Start of TEXT PASSAGE

Our country is under attack by the neo-liberal agenda that seeks to undermine the gains of our liberation since 1994. The National Union of Mineworkers (NUM) has noted that the decision to partially privatise Eskom has already been taken without our involvement.
The difference between the cost of renewable energy generated by IPPs and the electricity generated by Eskom could harm the utility’s balance sheet.
As much as the NUM supports green energy, it cannot ignore scientific facts that green energy is not as cheap as it is portrayed to be by the capitalists who are dealing with it.
We have further noted that green energy is not even reliable. It doesn’t have the capacity to replace the base load as currently subjectively portrayed. The sun doesn’t shine every day and the wind doesn’t blow every day.
We have a problem with the selective and subjective bias that opportunistically purports the renewable energy as the alpha and omega for South Africa whilst completely turning a blind eye to the realities that these renewables can’t be used as base loads.
An independent power producer or non-utility generator is an entity which is not a public utility, but which owns facilities to generate electric power for sale to utilities and end users.
South Africa had blackouts year in and year out mainly because of the interference of politicians in the scientific decisions of Eskom.
We appeal as the NUM that politicians must leave scientific decisions to scientists. The NUM agrees that there should be a reduction in greenhouse gases (GHG) and strengthened efforts to introduce renewable energy, but this should not result in retrenchments.
We have identified the following impact to South Africa due to the introduction of IPPs:
There is going to be major retrenchments to our members in the energy and mining sector.
IPPs are not labour intensive.
They are more expensive than coal.
There is no social labour plan associated with the decision to introduce IPPs.
The whole supply chain in the coal industry will be affected.
It will affect the public in that they will have to pay more for electricity directly and indirectly.
We have therefore concluded that we will have a national march that will begin as soon as possible to protest against the inclusion of IPPs to the national grid. The action will include mass action and educating the public on the real impact of the IPPs on the price of electricity.

End of TEXT PASSAGE

WHAT TO DO =>
**1.** List every impact of introducing IPPs to South Africa that the NUM statement on independent power producers identifies.
**2.** Extract the passage of the NUM statement on independent power producers from "We have a problem" up to and including "decisions of Eskom.".

Start of INFORMATION SUPPLIED

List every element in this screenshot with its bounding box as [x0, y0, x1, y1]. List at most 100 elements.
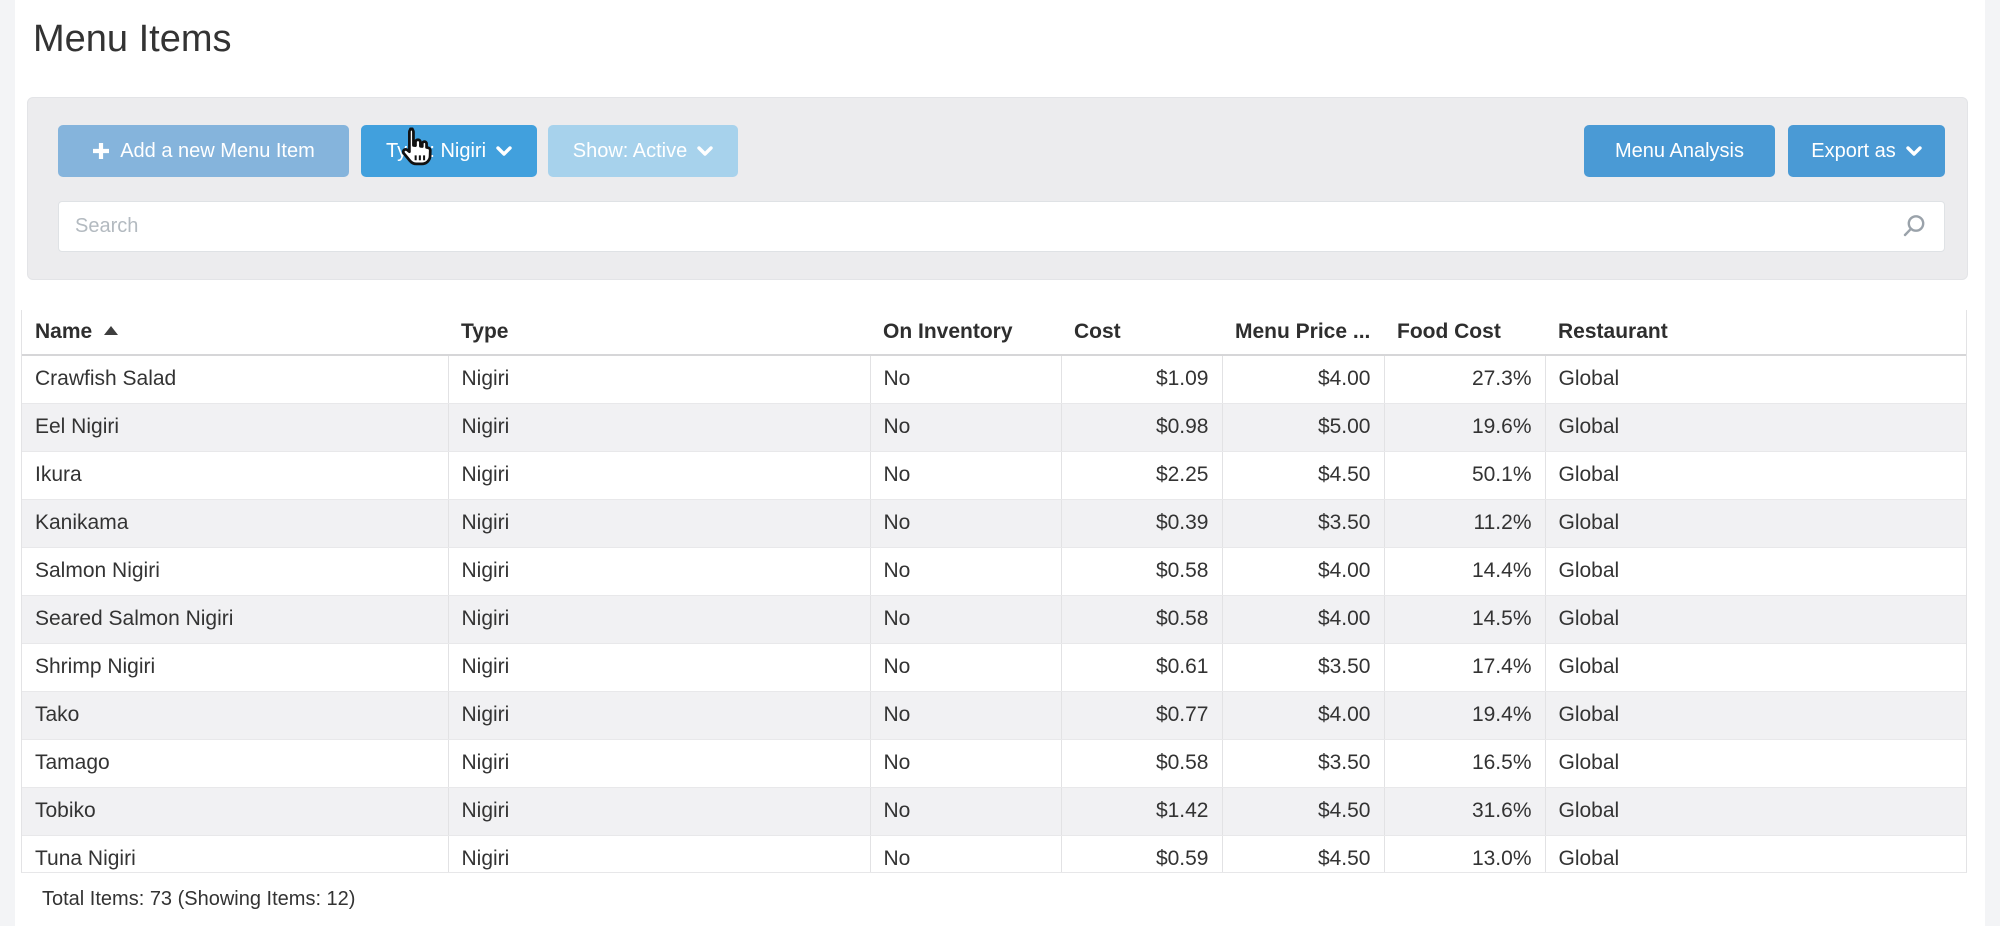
chevron-down-icon — [697, 145, 713, 156]
table-cell: 19.4% — [1383, 691, 1545, 740]
type-filter-dropdown[interactable]: Type: Nigiri — [361, 125, 537, 177]
table-row[interactable]: Shrimp Nigiri Nigiri No $0.61 $3.50 17.4% Glob… — [22, 643, 1966, 692]
table-cell: $0.58 — [1060, 739, 1222, 788]
table-cell: Nigiri — [447, 499, 870, 548]
type-filter-label: Type: Nigiri — [385, 139, 487, 162]
table-row[interactable]: Eel Nigiri Nigiri No $0.98 $5.00 19.6% Global — [22, 403, 1966, 452]
table-row[interactable]: Crawfish Salad Nigiri No $1.09 $4.00 27.3% Glo… — [22, 355, 1966, 404]
menu-items-table: Name Type On Inventory Cost Menu Price .… — [22, 310, 1966, 872]
table-header-row: Name Type On Inventory Cost Menu Price .… — [22, 310, 1966, 356]
plus-icon — [93, 143, 110, 159]
table-row[interactable]: Tako Nigiri No $0.77 $4.00 19.4% Global — [22, 691, 1966, 740]
column-header-cost-label: Cost — [1074, 320, 1121, 343]
column-header-food-cost[interactable]: Food Cost — [1384, 310, 1545, 356]
table-cell: No — [869, 451, 1061, 500]
table-cell: 16.5% — [1383, 739, 1545, 788]
table-cell: Nigiri — [447, 691, 870, 740]
column-header-name-label: Name — [35, 320, 93, 343]
items-summary: Total Items: 73 (Showing Items: 12) — [15, 873, 1985, 926]
table-cell: Global — [1544, 787, 1966, 836]
table-row[interactable]: Tobiko Nigiri No $1.42 $4.50 31.6% Global — [22, 787, 1966, 836]
table-cell: $0.39 — [1060, 499, 1222, 548]
table-cell: 14.5% — [1383, 595, 1545, 644]
sort-ascending-icon — [104, 325, 119, 335]
table-cell: Tamago — [22, 739, 448, 788]
column-header-name[interactable]: Name — [22, 310, 448, 356]
table-cell: $3.50 — [1221, 499, 1384, 548]
table-cell: Global — [1544, 595, 1966, 644]
column-header-type[interactable]: Type — [448, 310, 870, 356]
table-cell: Global — [1544, 355, 1966, 404]
menu-analysis-label: Menu Analysis — [1615, 139, 1744, 162]
table-cell: $0.77 — [1060, 691, 1222, 740]
column-header-restaurant-label: Restaurant — [1558, 320, 1668, 343]
table-cell: 50.1% — [1383, 451, 1545, 500]
table-row[interactable]: Kanikama Nigiri No $0.39 $3.50 11.2% Global — [22, 499, 1966, 548]
table-cell: Nigiri — [447, 739, 870, 788]
table-cell: No — [869, 547, 1061, 596]
table-row[interactable]: Tuna Nigiri Nigiri No $0.59 $4.50 13.0% Global — [22, 835, 1966, 872]
table-cell: Nigiri — [447, 835, 870, 872]
table-cell: 31.6% — [1383, 787, 1545, 836]
table-cell: $0.58 — [1060, 547, 1222, 596]
column-header-type-label: Type — [461, 320, 509, 343]
table-cell: Global — [1544, 403, 1966, 452]
table-cell: No — [869, 691, 1061, 740]
table-cell: Global — [1544, 547, 1966, 596]
table-cell: Ikura — [22, 451, 448, 500]
table-cell: Nigiri — [447, 547, 870, 596]
column-header-restaurant[interactable]: Restaurant — [1545, 310, 1966, 356]
column-header-on-inventory[interactable]: On Inventory — [870, 310, 1061, 356]
table-cell: 14.4% — [1383, 547, 1545, 596]
table-cell: $1.42 — [1060, 787, 1222, 836]
table-cell: Nigiri — [447, 643, 870, 692]
column-header-menu-price[interactable]: Menu Price ... — [1222, 310, 1384, 356]
page-title: Menu Items — [33, 18, 232, 60]
table-cell: $0.59 — [1060, 835, 1222, 872]
search-icon[interactable] — [1900, 213, 1927, 240]
export-as-dropdown[interactable]: Export as — [1788, 125, 1945, 177]
table-cell: 13.0% — [1383, 835, 1545, 872]
table-row[interactable]: Salmon Nigiri Nigiri No $0.58 $4.00 14.4% Glob… — [22, 547, 1966, 596]
table-row[interactable]: Ikura Nigiri No $2.25 $4.50 50.1% Global — [22, 451, 1966, 500]
table-cell: Kanikama — [22, 499, 448, 548]
table-cell: No — [869, 355, 1061, 404]
show-filter-dropdown[interactable]: Show: Active — [548, 125, 738, 177]
table-cell: 11.2% — [1383, 499, 1545, 548]
table-cell: $3.50 — [1221, 739, 1384, 788]
menu-items-table-container: Name Type On Inventory Cost Menu Price .… — [21, 310, 1967, 873]
table-row[interactable]: Seared Salmon Nigiri Nigiri No $0.58 $4.00 14… — [22, 595, 1966, 644]
table-cell: No — [869, 643, 1061, 692]
table-cell: Global — [1544, 835, 1966, 872]
content-card: Menu Items Add a new Menu Item Type: Nig… — [15, 0, 1985, 926]
chevron-down-icon — [496, 145, 512, 156]
table-cell: Global — [1544, 691, 1966, 740]
column-header-food-cost-label: Food Cost — [1397, 320, 1501, 343]
table-cell: Global — [1544, 499, 1966, 548]
toolbar-panel: Add a new Menu Item Type: Nigiri Show: A… — [27, 97, 1968, 280]
table-row[interactable]: Tamago Nigiri No $0.58 $3.50 16.5% Global — [22, 739, 1966, 788]
table-cell: $4.00 — [1221, 595, 1384, 644]
table-cell: $4.50 — [1221, 835, 1384, 872]
table-cell: Nigiri — [447, 451, 870, 500]
table-cell: No — [869, 835, 1061, 872]
table-cell: $4.00 — [1221, 691, 1384, 740]
column-header-on-inventory-label: On Inventory — [883, 320, 1013, 343]
table-cell: No — [869, 595, 1061, 644]
table-cell: $1.09 — [1060, 355, 1222, 404]
table-cell: Salmon Nigiri — [22, 547, 448, 596]
add-menu-item-button[interactable]: Add a new Menu Item — [58, 125, 349, 177]
table-cell: $3.50 — [1221, 643, 1384, 692]
table-cell: $2.25 — [1060, 451, 1222, 500]
table-cell: 19.6% — [1383, 403, 1545, 452]
table-cell: Crawfish Salad — [22, 355, 448, 404]
search-input[interactable] — [58, 201, 1945, 252]
column-header-cost[interactable]: Cost — [1061, 310, 1222, 356]
chevron-down-icon — [1906, 145, 1922, 156]
show-filter-label: Show: Active — [572, 139, 688, 162]
table-cell: $5.00 — [1221, 403, 1384, 452]
table-body: Crawfish Salad Nigiri No $1.09 $4.00 27.3% Glo… — [22, 355, 1966, 872]
menu-analysis-button[interactable]: Menu Analysis — [1584, 125, 1775, 177]
export-as-label: Export as — [1811, 139, 1896, 162]
table-cell: Nigiri — [447, 787, 870, 836]
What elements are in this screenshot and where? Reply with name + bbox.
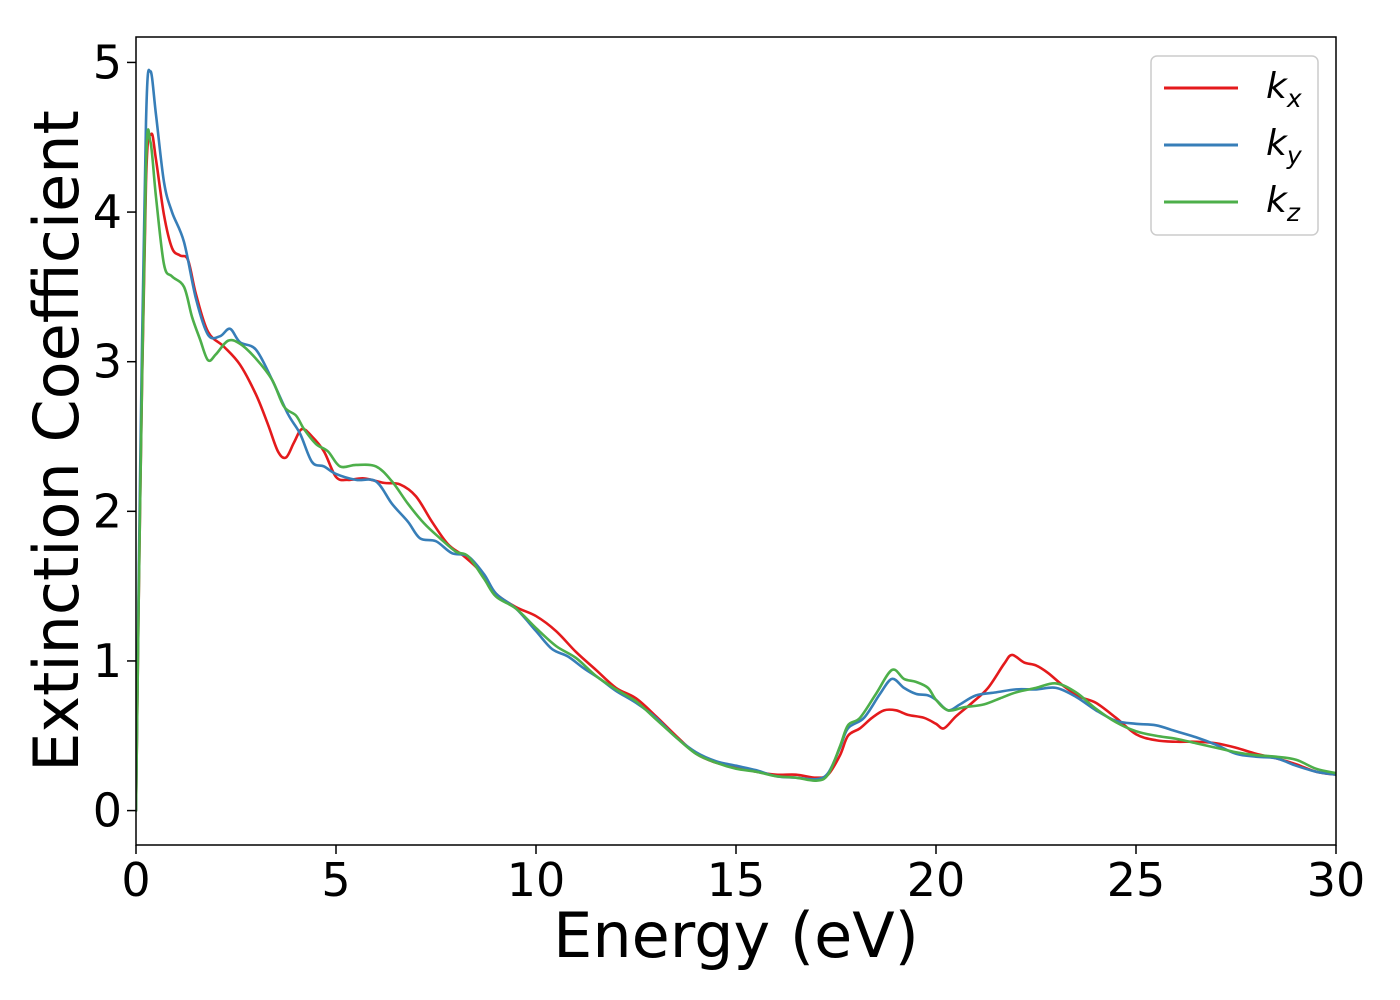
legend-label-subscript: x bbox=[1286, 84, 1302, 113]
x-tick-label: 30 bbox=[1307, 853, 1366, 907]
x-tick-label: 15 bbox=[707, 853, 766, 907]
y-axis-title: Extinction Coefficient bbox=[20, 110, 93, 772]
legend-label-ky: ky bbox=[1266, 123, 1303, 170]
series-line-kz bbox=[136, 128, 1336, 812]
x-tick-label: 0 bbox=[121, 853, 150, 907]
legend-label-kx: kx bbox=[1266, 66, 1302, 113]
x-tick-label: 20 bbox=[907, 853, 966, 907]
legend-label-kz: kz bbox=[1266, 180, 1301, 227]
x-axis-title: Energy (eV) bbox=[553, 899, 919, 972]
x-tick-label: 5 bbox=[321, 853, 350, 907]
legend-label-main: k bbox=[1266, 180, 1289, 221]
y-tick-label: 0 bbox=[93, 784, 122, 838]
x-tick-label: 25 bbox=[1107, 853, 1166, 907]
legend-label-main: k bbox=[1266, 123, 1289, 164]
y-tick-label: 3 bbox=[93, 335, 122, 389]
x-axis: 0 5 10 15 20 25 30 bbox=[121, 845, 1365, 907]
y-tick-label: 2 bbox=[93, 484, 122, 538]
legend-label-main: k bbox=[1266, 66, 1289, 107]
x-tick-label: 10 bbox=[507, 853, 566, 907]
plot-series bbox=[136, 68, 1336, 812]
y-axis: 0 1 2 3 4 5 bbox=[93, 35, 136, 838]
legend-label-subscript: z bbox=[1286, 198, 1301, 227]
legend-label-subscript: y bbox=[1286, 141, 1303, 170]
y-tick-label: 5 bbox=[93, 35, 122, 89]
y-tick-label: 4 bbox=[93, 185, 122, 239]
y-tick-label: 1 bbox=[93, 634, 122, 688]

End of INFORMATION SUPPLIED

ANSWERS FOR THE TASKS =>
**1.**
- There is going to be major retrenchments to our members in the energy and mining sector.
- IPPs are not labour intensive.
- They are more expensive than coal.
- There is no social labour plan associated with the decision to introduce IPPs.
- The whole supply chain in the coal industry will be affected.
- It will affect the public in that they will have to pay more for electricity directly and indirectly.

**2.**
We have a problem with the selective and subjective bias that opportunistically purports the renewable energy as the alpha and omega for South Africa whilst completely turning a blind eye to the realities that these renewables can’t be used as base loads.
An independent power producer or non-utility generator is an entity which is not a public utility, but which owns facilities to generate electric power for sale to utilities and end users.
South Africa had blackouts year in and year out mainly because of the interference of politicians in the scientific decisions of Eskom.